▸ **RAW RECORDS**
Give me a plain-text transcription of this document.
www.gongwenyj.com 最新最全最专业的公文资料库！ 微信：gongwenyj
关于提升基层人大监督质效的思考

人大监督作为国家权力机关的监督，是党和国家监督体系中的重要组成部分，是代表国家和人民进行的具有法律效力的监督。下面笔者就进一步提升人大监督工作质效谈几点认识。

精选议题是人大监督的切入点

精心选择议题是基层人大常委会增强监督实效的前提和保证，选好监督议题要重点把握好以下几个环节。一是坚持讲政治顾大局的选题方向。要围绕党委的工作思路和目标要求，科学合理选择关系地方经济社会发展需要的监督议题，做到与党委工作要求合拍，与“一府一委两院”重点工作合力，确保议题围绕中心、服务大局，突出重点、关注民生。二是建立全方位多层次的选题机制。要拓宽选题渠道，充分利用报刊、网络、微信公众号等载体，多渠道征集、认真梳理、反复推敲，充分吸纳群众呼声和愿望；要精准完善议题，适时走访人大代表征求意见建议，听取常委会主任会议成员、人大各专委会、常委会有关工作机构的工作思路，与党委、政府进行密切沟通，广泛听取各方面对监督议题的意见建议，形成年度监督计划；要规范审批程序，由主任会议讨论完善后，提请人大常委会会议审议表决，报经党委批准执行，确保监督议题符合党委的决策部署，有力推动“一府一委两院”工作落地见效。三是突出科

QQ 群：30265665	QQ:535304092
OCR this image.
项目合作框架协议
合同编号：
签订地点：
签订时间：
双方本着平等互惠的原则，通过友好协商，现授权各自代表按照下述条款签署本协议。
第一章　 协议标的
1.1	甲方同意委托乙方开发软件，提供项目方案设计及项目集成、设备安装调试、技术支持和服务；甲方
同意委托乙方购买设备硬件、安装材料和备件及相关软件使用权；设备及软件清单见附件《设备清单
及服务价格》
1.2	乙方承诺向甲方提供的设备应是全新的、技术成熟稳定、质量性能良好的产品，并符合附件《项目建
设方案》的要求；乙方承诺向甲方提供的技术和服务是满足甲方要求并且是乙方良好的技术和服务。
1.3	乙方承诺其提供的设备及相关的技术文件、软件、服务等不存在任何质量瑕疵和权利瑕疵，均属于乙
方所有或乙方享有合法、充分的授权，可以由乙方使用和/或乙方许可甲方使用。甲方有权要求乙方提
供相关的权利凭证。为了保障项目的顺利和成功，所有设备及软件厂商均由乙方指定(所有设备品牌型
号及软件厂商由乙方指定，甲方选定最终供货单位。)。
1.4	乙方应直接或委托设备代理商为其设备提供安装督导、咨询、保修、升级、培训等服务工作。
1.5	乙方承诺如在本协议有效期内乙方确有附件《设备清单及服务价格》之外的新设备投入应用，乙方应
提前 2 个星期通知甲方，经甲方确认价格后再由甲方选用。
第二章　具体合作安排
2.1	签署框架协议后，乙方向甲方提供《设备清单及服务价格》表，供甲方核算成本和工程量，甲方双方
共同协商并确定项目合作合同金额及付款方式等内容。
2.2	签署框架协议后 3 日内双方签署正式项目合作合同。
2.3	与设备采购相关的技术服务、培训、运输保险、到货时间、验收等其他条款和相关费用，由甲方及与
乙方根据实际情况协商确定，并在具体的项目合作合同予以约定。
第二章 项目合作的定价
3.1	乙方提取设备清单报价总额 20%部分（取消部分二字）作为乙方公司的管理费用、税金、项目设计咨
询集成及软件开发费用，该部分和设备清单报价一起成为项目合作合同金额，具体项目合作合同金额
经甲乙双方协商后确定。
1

▸ **TASK BRIEF**
Leave out every line before the one containing "OCR this image."; set down that line and all remaining lines of the material exactly.

▸ **RESPONSE TO THE TASK**
OCR this image.
项目合作框架协议
合同编号：
签订地点：
签订时间：
双方本着平等互惠的原则，通过友好协商，现授权各自代表按照下述条款签署本协议。
第一章　 协议标的
1.1	甲方同意委托乙方开发软件，提供项目方案设计及项目集成、设备安装调试、技术支持和服务；甲方
同意委托乙方购买设备硬件、安装材料和备件及相关软件使用权；设备及软件清单见附件《设备清单
及服务价格》
1.2	乙方承诺向甲方提供的设备应是全新的、技术成熟稳定、质量性能良好的产品，并符合附件《项目建
设方案》的要求；乙方承诺向甲方提供的技术和服务是满足甲方要求并且是乙方良好的技术和服务。
1.3	乙方承诺其提供的设备及相关的技术文件、软件、服务等不存在任何质量瑕疵和权利瑕疵，均属于乙
方所有或乙方享有合法、充分的授权，可以由乙方使用和/或乙方许可甲方使用。甲方有权要求乙方提
供相关的权利凭证。为了保障项目的顺利和成功，所有设备及软件厂商均由乙方指定(所有设备品牌型
号及软件厂商由乙方指定，甲方选定最终供货单位。)。
1.4	乙方应直接或委托设备代理商为其设备提供安装督导、咨询、保修、升级、培训等服务工作。
1.5	乙方承诺如在本协议有效期内乙方确有附件《设备清单及服务价格》之外的新设备投入应用，乙方应
提前 2 个星期通知甲方，经甲方确认价格后再由甲方选用。
第二章　具体合作安排
2.1	签署框架协议后，乙方向甲方提供《设备清单及服务价格》表，供甲方核算成本和工程量，甲方双方
共同协商并确定项目合作合同金额及付款方式等内容。
2.2	签署框架协议后 3 日内双方签署正式项目合作合同。
2.3	与设备采购相关的技术服务、培训、运输保险、到货时间、验收等其他条款和相关费用，由甲方及与
乙方根据实际情况协商确定，并在具体的项目合作合同予以约定。
第二章 项目合作的定价
3.1	乙方提取设备清单报价总额 20%部分（取消部分二字）作为乙方公司的管理费用、税金、项目设计咨
询集成及软件开发费用，该部分和设备清单报价一起成为项目合作合同金额，具体项目合作合同金额
经甲乙双方协商后确定。
1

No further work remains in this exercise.